◆ Things to do ◆
a: Name every team that contested the league according to the text on the 1953 Meistaradeildin.
b: Rewrite the passage of the 1953 Meistaradeildin text from "- Matches played: 12" to "in the season.", substituting "pulled out" for "withdrew".

◆ Text extract ◆
## START

Meistaradeildin
- Season: 1953
- Champions: KÍ Klaksvík (4th title)
- Matches played: 12
- Goals scored: 38 (3.17 per match)

= 1953 Meistaradeildin =

Faroese football league season

1953 Meistaradeildin was the eleventh season of Meistaradeildin, the top tier of the Faroese football league system. The championship was contested in a league format, with four teams playing against each other twice. VB Vagur although initially registered for the league, withdrew without playing any games. KÍ Klaksvík won its fourth league title in the season.

==Teams==

Since there was no second tier league, all the teams that participated in the 1952 Meistaradeildin could participate in the league. VB Vagur withdrew from the league without playing a match. Two teams from Tórshavn, HB and B36, KI from Klaksvík and TB contested in the league.

## END

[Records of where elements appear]
## START

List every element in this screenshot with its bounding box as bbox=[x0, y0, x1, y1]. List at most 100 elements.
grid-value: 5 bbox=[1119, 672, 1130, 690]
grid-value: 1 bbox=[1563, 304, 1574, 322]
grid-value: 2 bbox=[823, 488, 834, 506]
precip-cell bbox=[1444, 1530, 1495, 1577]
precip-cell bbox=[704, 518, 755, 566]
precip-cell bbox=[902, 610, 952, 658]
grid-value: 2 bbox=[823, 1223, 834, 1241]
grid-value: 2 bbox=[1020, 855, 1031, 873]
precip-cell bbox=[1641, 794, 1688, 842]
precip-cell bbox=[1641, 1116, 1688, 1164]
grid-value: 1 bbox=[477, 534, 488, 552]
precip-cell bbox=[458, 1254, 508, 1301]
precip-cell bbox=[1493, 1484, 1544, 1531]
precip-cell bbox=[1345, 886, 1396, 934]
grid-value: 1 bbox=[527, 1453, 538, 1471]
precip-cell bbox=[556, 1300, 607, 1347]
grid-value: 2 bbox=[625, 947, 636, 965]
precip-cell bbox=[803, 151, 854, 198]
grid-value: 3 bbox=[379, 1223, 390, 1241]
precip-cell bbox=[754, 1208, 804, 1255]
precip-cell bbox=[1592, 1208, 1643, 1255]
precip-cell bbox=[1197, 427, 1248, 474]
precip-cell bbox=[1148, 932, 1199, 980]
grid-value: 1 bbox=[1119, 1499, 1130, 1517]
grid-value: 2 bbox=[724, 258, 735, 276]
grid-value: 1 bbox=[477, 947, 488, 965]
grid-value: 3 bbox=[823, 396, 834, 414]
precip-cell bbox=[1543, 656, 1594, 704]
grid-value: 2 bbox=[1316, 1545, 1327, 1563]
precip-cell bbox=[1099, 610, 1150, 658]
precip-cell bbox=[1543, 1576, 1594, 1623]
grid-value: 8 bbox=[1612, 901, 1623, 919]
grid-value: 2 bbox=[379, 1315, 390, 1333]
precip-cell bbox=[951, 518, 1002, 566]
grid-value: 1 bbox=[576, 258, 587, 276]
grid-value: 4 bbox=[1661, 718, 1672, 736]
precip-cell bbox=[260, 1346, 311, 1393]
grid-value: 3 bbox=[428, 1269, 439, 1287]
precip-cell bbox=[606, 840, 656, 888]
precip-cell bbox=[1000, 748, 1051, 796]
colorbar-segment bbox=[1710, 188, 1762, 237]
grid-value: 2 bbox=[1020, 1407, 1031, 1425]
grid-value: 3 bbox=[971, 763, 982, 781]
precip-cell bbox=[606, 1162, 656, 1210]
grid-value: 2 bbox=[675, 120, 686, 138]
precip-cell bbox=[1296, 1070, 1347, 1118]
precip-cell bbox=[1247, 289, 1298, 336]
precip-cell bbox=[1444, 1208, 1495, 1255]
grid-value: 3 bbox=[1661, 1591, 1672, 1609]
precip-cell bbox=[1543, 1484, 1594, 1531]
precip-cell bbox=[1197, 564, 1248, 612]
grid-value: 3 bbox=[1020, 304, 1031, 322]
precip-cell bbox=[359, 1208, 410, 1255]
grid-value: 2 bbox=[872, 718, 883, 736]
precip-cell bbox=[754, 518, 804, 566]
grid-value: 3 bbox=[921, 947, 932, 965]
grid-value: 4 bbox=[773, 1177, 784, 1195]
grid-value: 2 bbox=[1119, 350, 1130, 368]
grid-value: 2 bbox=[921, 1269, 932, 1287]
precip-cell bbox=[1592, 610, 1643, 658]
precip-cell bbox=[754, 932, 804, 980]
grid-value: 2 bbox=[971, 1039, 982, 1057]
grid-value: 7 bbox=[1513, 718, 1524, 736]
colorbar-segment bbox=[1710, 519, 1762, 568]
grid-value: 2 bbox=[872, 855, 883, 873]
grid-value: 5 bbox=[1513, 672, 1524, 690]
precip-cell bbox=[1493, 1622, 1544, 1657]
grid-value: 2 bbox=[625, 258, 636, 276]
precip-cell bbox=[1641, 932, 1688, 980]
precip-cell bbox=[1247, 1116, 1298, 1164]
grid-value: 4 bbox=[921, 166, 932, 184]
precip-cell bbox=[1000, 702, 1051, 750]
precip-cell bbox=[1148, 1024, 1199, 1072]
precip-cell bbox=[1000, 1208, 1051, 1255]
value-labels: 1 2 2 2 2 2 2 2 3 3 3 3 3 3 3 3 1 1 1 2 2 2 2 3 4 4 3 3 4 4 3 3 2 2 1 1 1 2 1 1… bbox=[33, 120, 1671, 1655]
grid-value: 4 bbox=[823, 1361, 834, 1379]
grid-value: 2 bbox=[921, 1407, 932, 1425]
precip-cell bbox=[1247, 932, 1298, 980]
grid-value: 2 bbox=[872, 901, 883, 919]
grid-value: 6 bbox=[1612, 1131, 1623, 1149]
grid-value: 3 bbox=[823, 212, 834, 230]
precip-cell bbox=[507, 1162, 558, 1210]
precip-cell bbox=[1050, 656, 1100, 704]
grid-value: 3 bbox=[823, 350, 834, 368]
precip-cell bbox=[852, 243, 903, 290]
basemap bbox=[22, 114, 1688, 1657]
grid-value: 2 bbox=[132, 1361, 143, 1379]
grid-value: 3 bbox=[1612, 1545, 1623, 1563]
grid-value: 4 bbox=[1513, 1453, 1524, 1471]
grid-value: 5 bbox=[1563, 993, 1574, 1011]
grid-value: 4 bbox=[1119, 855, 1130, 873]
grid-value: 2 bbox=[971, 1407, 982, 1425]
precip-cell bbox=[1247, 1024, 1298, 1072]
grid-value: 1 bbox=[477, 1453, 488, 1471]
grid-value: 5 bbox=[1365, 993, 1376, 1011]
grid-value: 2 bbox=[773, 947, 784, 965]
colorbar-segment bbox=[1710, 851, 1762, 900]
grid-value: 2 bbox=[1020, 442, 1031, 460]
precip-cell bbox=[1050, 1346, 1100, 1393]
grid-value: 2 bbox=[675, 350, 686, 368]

## END

◆ Completed exercise ◆
a: HB, B36, KI, and TB.

b:
- Matches played: 12
- Goals scored: 38 (3.17 per match)

= 1953 Meistaradeildin =

Faroese football league season

1953 Meistaradeildin was the eleventh season of Meistaradeildin, the top tier of the Faroese football league system. The championship was contested in a league format, with four teams playing against each other twice. VB Vagur although initially registered for the league, pulled out without playing any games. KÍ Klaksvík won its fourth league title in the season.